Data for review
════════════════

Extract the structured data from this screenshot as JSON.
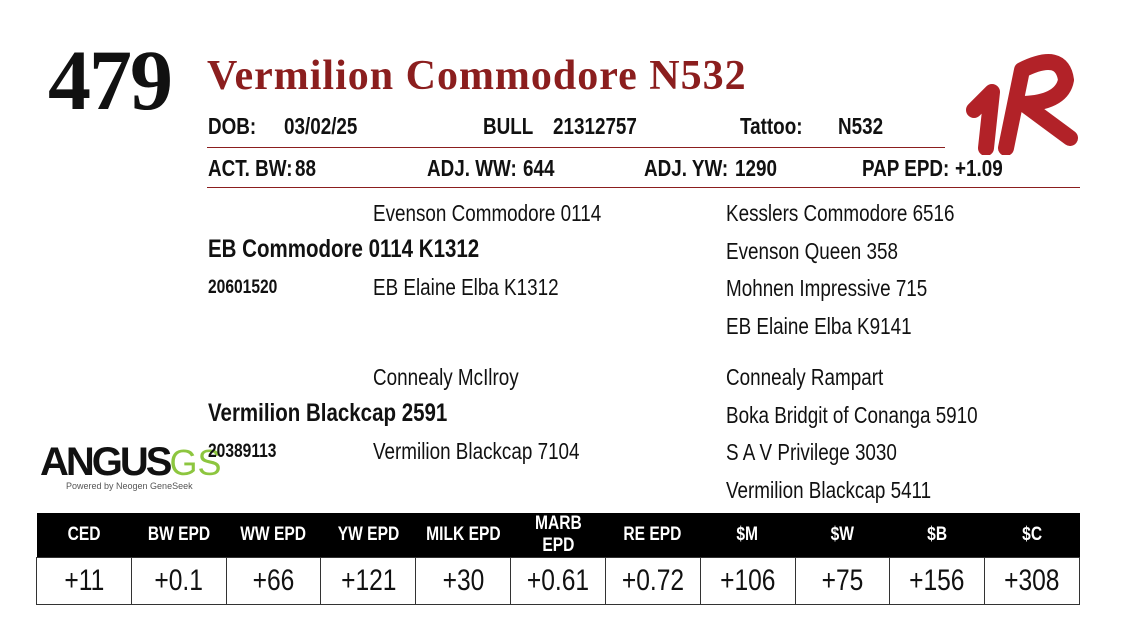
{
  "lot": "479",
  "name": "Vermilion Commodore N532",
  "info": {
    "dob_label": "DOB:",
    "dob": "03/02/25",
    "sex": "BULL",
    "registration": "21312757",
    "tattoo_label": "Tattoo:",
    "tattoo": "N532"
  },
  "performance": [
    {
      "label": "ACT. BW:",
      "value": "88"
    },
    {
      "label": "ADJ. WW:",
      "value": "644"
    },
    {
      "label": "ADJ. YW:",
      "value": "1290"
    },
    {
      "label": "PAP EPD:",
      "value": "+1.09"
    }
  ],
  "pedigree": [
    {
      "name": "EB Commodore 0114 K1312",
      "registration": "20601520",
      "sire": "Evenson Commodore 0114",
      "dam": "EB Elaine Elba K1312",
      "grandparents": [
        "Kesslers Commodore 6516",
        "Evenson Queen 358",
        "Mohnen Impressive 715",
        "EB Elaine Elba K9141"
      ]
    },
    {
      "name": "Vermilion Blackcap 2591",
      "registration": "20389113",
      "sire": "Connealy McIlroy",
      "dam": "Vermilion Blackcap 7104",
      "grandparents": [
        "Connealy Rampart",
        "Boka Bridgit of Conanga 5910",
        "S A V Privilege 3030",
        "Vermilion Blackcap 5411"
      ]
    }
  ],
  "logo": {
    "text": "ANGUS",
    "accent": "GS",
    "tagline": "Powered by Neogen GeneSeek"
  },
  "epd": {
    "headers": [
      "CED",
      "BW EPD",
      "WW EPD",
      "YW EPD",
      "MILK EPD",
      "MARB EPD",
      "RE EPD",
      "$M",
      "$W",
      "$B",
      "$C"
    ],
    "values": [
      "+11",
      "+0.1",
      "+66",
      "+121",
      "+30",
      "+0.61",
      "+0.72",
      "+106",
      "+75",
      "+156",
      "+308"
    ]
  }
}
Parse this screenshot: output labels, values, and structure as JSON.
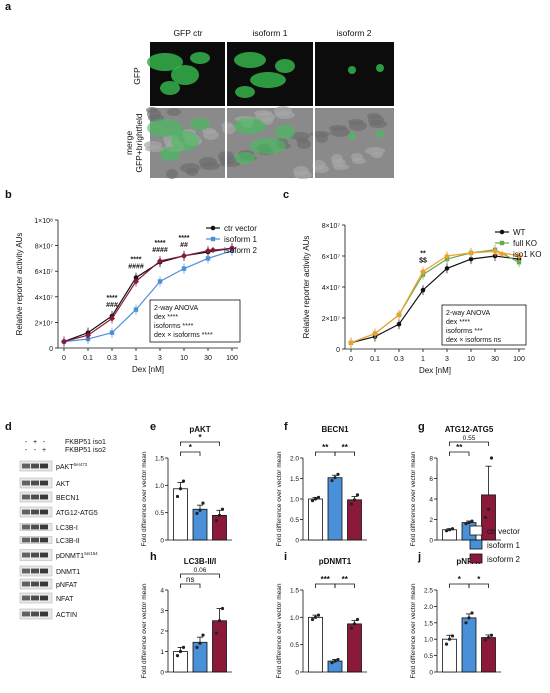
{
  "panel_letters": [
    "a",
    "b",
    "c",
    "d",
    "e",
    "f",
    "g",
    "h",
    "i",
    "j"
  ],
  "micro": {
    "columns": [
      "GFP ctr",
      "isoform 1",
      "isoform 2"
    ],
    "row_labels": [
      "GFP",
      "merge\nGFP+brightfield"
    ]
  },
  "legend_ej": [
    "ctr vector",
    "isoform 1",
    "isoform 2"
  ],
  "blot": {
    "header_signs": [
      [
        "-",
        "-"
      ],
      [
        "+",
        "-"
      ],
      [
        "-",
        "+"
      ]
    ],
    "header_labels": [
      "FKBP51 iso1",
      "FKBP51 iso2"
    ],
    "proteins": [
      "pAKT^Ser473",
      "AKT",
      "BECN1",
      "ATG12-ATG5",
      "LC3B-I",
      "LC3B-II",
      "pDNMT1^Ser154",
      "DNMT1",
      "pNFAT",
      "NFAT",
      "ACTIN"
    ]
  },
  "colors": {
    "ctr": "#ffffff",
    "iso1": "#4a90d9",
    "iso2": "#8b1a3a",
    "full_ko": "#6aa84f",
    "iso1_ko": "#f0a030",
    "wt": "#000000"
  },
  "chart_data": [
    {
      "panel": "b",
      "type": "line",
      "xlabel": "Dex [nM]",
      "ylabel": "Relative reporter activity AUs",
      "x": [
        "0",
        "0.1",
        "0.3",
        "1",
        "3",
        "10",
        "30",
        "100"
      ],
      "yticks": [
        "0",
        "2×10⁷",
        "4×10⁷",
        "6×10⁷",
        "8×10⁷",
        "1×10⁸"
      ],
      "ylim": [
        0,
        100000000
      ],
      "series": [
        {
          "name": "ctr vector",
          "values": [
            5000000,
            12000000,
            25000000,
            55000000,
            67000000,
            72000000,
            75000000,
            78000000
          ]
        },
        {
          "name": "isoform 1",
          "values": [
            5000000,
            7000000,
            12000000,
            30000000,
            52000000,
            62000000,
            70000000,
            76000000
          ]
        },
        {
          "name": "isoform 2",
          "values": [
            5000000,
            10000000,
            23000000,
            52000000,
            68000000,
            72000000,
            76000000,
            78000000
          ]
        }
      ],
      "annotations": [
        {
          "at": "0.3",
          "text": [
            "****",
            "###"
          ]
        },
        {
          "at": "1",
          "text": [
            "****",
            "####"
          ]
        },
        {
          "at": "3",
          "text": [
            "****",
            "####"
          ]
        },
        {
          "at": "10",
          "text": [
            "****",
            "##"
          ]
        }
      ],
      "stats": [
        "2-way ANOVA",
        "dex ****",
        "isoforms ****",
        "dex × isoforms ****"
      ]
    },
    {
      "panel": "c",
      "type": "line",
      "xlabel": "Dex [nM]",
      "ylabel": "Relative reporter activity AUs",
      "x": [
        "0",
        "0.1",
        "0.3",
        "1",
        "3",
        "10",
        "30",
        "100"
      ],
      "yticks": [
        "0",
        "2×10⁷",
        "4×10⁷",
        "6×10⁷",
        "8×10⁷"
      ],
      "ylim": [
        0,
        80000000
      ],
      "series": [
        {
          "name": "WT",
          "values": [
            4000000,
            8000000,
            16000000,
            38000000,
            52000000,
            58000000,
            60000000,
            58000000
          ]
        },
        {
          "name": "full KO",
          "values": [
            4000000,
            10000000,
            22000000,
            48000000,
            58000000,
            62000000,
            64000000,
            56000000
          ]
        },
        {
          "name": "iso1 KO",
          "values": [
            4000000,
            10000000,
            22000000,
            50000000,
            60000000,
            62000000,
            63000000,
            60000000
          ]
        }
      ],
      "annotations": [
        {
          "at": "1",
          "text": [
            "**",
            "$$"
          ]
        }
      ],
      "stats": [
        "2-way ANOVA",
        "dex ****",
        "isoforms ***",
        "dex × isoforms ns"
      ]
    },
    {
      "panel": "e",
      "type": "bar",
      "title": "pAKT",
      "ylabel": "Fold difference over vector mean",
      "categories": [
        "ctr vector",
        "isoform 1",
        "isoform 2"
      ],
      "values": [
        1.0,
        0.6,
        0.48
      ],
      "errors": [
        0.12,
        0.08,
        0.1
      ],
      "yticks": [
        "0",
        "0.5",
        "1.0",
        "1.5"
      ],
      "ylim": [
        0,
        1.6
      ],
      "points": [
        [
          0.85,
          1.0,
          1.15
        ],
        [
          0.52,
          0.58,
          0.72
        ],
        [
          0.38,
          0.48,
          0.6
        ]
      ],
      "sig": [
        {
          "from": 0,
          "to": 1,
          "text": "*"
        },
        {
          "from": 0,
          "to": 2,
          "text": "*"
        }
      ]
    },
    {
      "panel": "f",
      "type": "bar",
      "title": "BECN1",
      "ylabel": "Fold difference over vector mean",
      "categories": [
        "ctr vector",
        "isoform 1",
        "isoform 2"
      ],
      "values": [
        1.0,
        1.52,
        0.98
      ],
      "errors": [
        0.04,
        0.06,
        0.08
      ],
      "yticks": [
        "0",
        "0.5",
        "1.0",
        "1.5",
        "2.0"
      ],
      "ylim": [
        0,
        2.0
      ],
      "points": [
        [
          0.96,
          1.0,
          1.04
        ],
        [
          1.45,
          1.52,
          1.6
        ],
        [
          0.88,
          0.98,
          1.1
        ]
      ],
      "sig": [
        {
          "from": 0,
          "to": 1,
          "text": "**"
        },
        {
          "from": 1,
          "to": 2,
          "text": "**"
        }
      ]
    },
    {
      "panel": "g",
      "type": "bar",
      "title": "ATG12-ATG5",
      "ylabel": "Fold difference over vector mean",
      "categories": [
        "ctr vector",
        "isoform 1",
        "isoform 2"
      ],
      "values": [
        1.0,
        1.7,
        4.4
      ],
      "errors": [
        0.1,
        0.15,
        2.8
      ],
      "yticks": [
        "0",
        "2",
        "4",
        "6",
        "8"
      ],
      "ylim": [
        0,
        8
      ],
      "points": [
        [
          0.9,
          1.0,
          1.1
        ],
        [
          1.6,
          1.7,
          1.85
        ],
        [
          2.2,
          3.0,
          8.0
        ]
      ],
      "sig": [
        {
          "from": 0,
          "to": 1,
          "text": "**"
        },
        {
          "from": 0,
          "to": 2,
          "text": "0.55"
        }
      ]
    },
    {
      "panel": "h",
      "type": "bar",
      "title": "LC3B-II/I",
      "ylabel": "Fold difference over vector mean",
      "categories": [
        "ctr vector",
        "isoform 1",
        "isoform 2"
      ],
      "values": [
        1.0,
        1.45,
        2.5
      ],
      "errors": [
        0.2,
        0.25,
        0.6
      ],
      "yticks": [
        "0",
        "1",
        "2",
        "3",
        "4"
      ],
      "ylim": [
        0,
        4
      ],
      "points": [
        [
          0.8,
          1.0,
          1.2
        ],
        [
          1.2,
          1.4,
          1.8
        ],
        [
          1.9,
          2.5,
          3.1
        ]
      ],
      "sig": [
        {
          "from": 0,
          "to": 1,
          "text": "ns"
        },
        {
          "from": 0,
          "to": 2,
          "text": "0.06"
        }
      ]
    },
    {
      "panel": "i",
      "type": "bar",
      "title": "pDNMT1",
      "ylabel": "Fold difference over vector mean",
      "categories": [
        "ctr vector",
        "isoform 1",
        "isoform 2"
      ],
      "values": [
        1.0,
        0.2,
        0.88
      ],
      "errors": [
        0.04,
        0.03,
        0.06
      ],
      "yticks": [
        "0",
        "0.5",
        "1.0",
        "1.5"
      ],
      "ylim": [
        0,
        1.5
      ],
      "points": [
        [
          0.96,
          1.0,
          1.04
        ],
        [
          0.17,
          0.2,
          0.23
        ],
        [
          0.8,
          0.88,
          0.96
        ]
      ],
      "sig": [
        {
          "from": 0,
          "to": 1,
          "text": "***"
        },
        {
          "from": 1,
          "to": 2,
          "text": "**"
        }
      ]
    },
    {
      "panel": "j",
      "type": "bar",
      "title": "pNFAT",
      "ylabel": "Fold difference over vector mean",
      "categories": [
        "ctr vector",
        "isoform 1",
        "isoform 2"
      ],
      "values": [
        1.0,
        1.65,
        1.05
      ],
      "errors": [
        0.12,
        0.12,
        0.08
      ],
      "yticks": [
        "0",
        "0.5",
        "1.0",
        "1.5",
        "2.0",
        "2.5"
      ],
      "ylim": [
        0,
        2.5
      ],
      "points": [
        [
          0.85,
          1.0,
          1.1
        ],
        [
          1.5,
          1.65,
          1.8
        ],
        [
          0.98,
          1.05,
          1.12
        ]
      ],
      "sig": [
        {
          "from": 0,
          "to": 1,
          "text": "*"
        },
        {
          "from": 1,
          "to": 2,
          "text": "*"
        }
      ]
    }
  ]
}
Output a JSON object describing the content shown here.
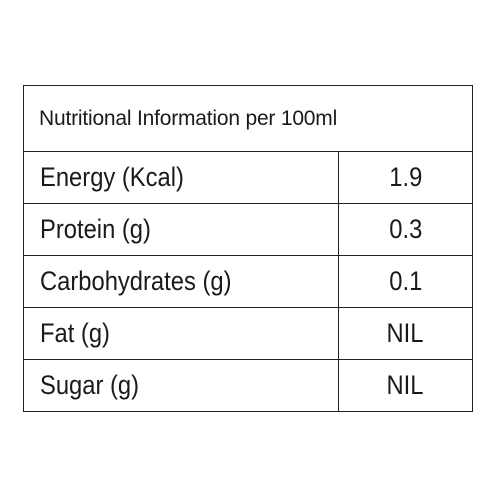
{
  "table": {
    "header": "Nutritional Information per 100ml",
    "rows": [
      {
        "label": "Energy (Kcal)",
        "value": "1.9"
      },
      {
        "label": "Protein (g)",
        "value": "0.3"
      },
      {
        "label": "Carbohydrates (g)",
        "value": "0.1"
      },
      {
        "label": "Fat (g)",
        "value": "NIL"
      },
      {
        "label": "Sugar (g)",
        "value": "NIL"
      }
    ]
  }
}
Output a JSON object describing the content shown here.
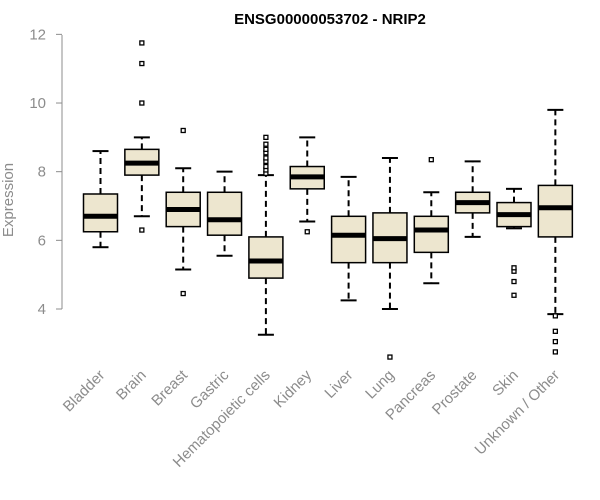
{
  "chart_data": {
    "type": "boxplot",
    "title": "ENSG00000053702 - NRIP2",
    "xlabel": "",
    "ylabel": "Expression",
    "ylim": [
      2.5,
      12
    ],
    "yticks": [
      4,
      6,
      8,
      10,
      12
    ],
    "categories": [
      "Bladder",
      "Brain",
      "Breast",
      "Gastric",
      "Hematopoietic cells",
      "Kidney",
      "Liver",
      "Lung",
      "Pancreas",
      "Prostate",
      "Skin",
      "Unknown / Other"
    ],
    "boxes": [
      {
        "name": "Bladder",
        "whisker_low": 5.8,
        "q1": 6.25,
        "median": 6.7,
        "q3": 7.35,
        "whisker_high": 8.6,
        "outliers": []
      },
      {
        "name": "Brain",
        "whisker_low": 6.7,
        "q1": 7.9,
        "median": 8.25,
        "q3": 8.65,
        "whisker_high": 9.0,
        "outliers": [
          6.3,
          10.0,
          11.15,
          11.75
        ]
      },
      {
        "name": "Breast",
        "whisker_low": 5.15,
        "q1": 6.4,
        "median": 6.9,
        "q3": 7.4,
        "whisker_high": 8.1,
        "outliers": [
          4.45,
          9.2
        ]
      },
      {
        "name": "Gastric",
        "whisker_low": 5.55,
        "q1": 6.15,
        "median": 6.6,
        "q3": 7.4,
        "whisker_high": 8.0,
        "outliers": []
      },
      {
        "name": "Hematopoietic cells",
        "whisker_low": 3.25,
        "q1": 4.9,
        "median": 5.4,
        "q3": 6.1,
        "whisker_high": 7.9,
        "outliers": [
          7.95,
          8.05,
          8.15,
          8.3,
          8.4,
          8.55,
          8.65,
          8.8,
          9.0
        ]
      },
      {
        "name": "Kidney",
        "whisker_low": 6.55,
        "q1": 7.5,
        "median": 7.85,
        "q3": 8.15,
        "whisker_high": 9.0,
        "outliers": [
          6.25
        ]
      },
      {
        "name": "Liver",
        "whisker_low": 4.25,
        "q1": 5.35,
        "median": 6.15,
        "q3": 6.7,
        "whisker_high": 7.85,
        "outliers": []
      },
      {
        "name": "Lung",
        "whisker_low": 4.0,
        "q1": 5.35,
        "median": 6.05,
        "q3": 6.8,
        "whisker_high": 8.4,
        "outliers": [
          2.6
        ]
      },
      {
        "name": "Pancreas",
        "whisker_low": 4.75,
        "q1": 5.65,
        "median": 6.3,
        "q3": 6.7,
        "whisker_high": 7.4,
        "outliers": [
          8.35
        ]
      },
      {
        "name": "Prostate",
        "whisker_low": 6.1,
        "q1": 6.8,
        "median": 7.1,
        "q3": 7.4,
        "whisker_high": 8.3,
        "outliers": []
      },
      {
        "name": "Skin",
        "whisker_low": 6.35,
        "q1": 6.4,
        "median": 6.75,
        "q3": 7.1,
        "whisker_high": 7.5,
        "outliers": [
          4.4,
          4.8,
          5.1,
          5.2
        ]
      },
      {
        "name": "Unknown / Other",
        "whisker_low": 3.85,
        "q1": 6.1,
        "median": 6.95,
        "q3": 7.6,
        "whisker_high": 9.8,
        "outliers": [
          2.75,
          3.05,
          3.35,
          3.8
        ]
      }
    ]
  }
}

════════════════

Exercise requirements
Search the records line by line for the word "Hematopoietic" and copy every line where it appears.

Expected output
      "Hematopoietic cells",
        "name": "Hematopoietic cells",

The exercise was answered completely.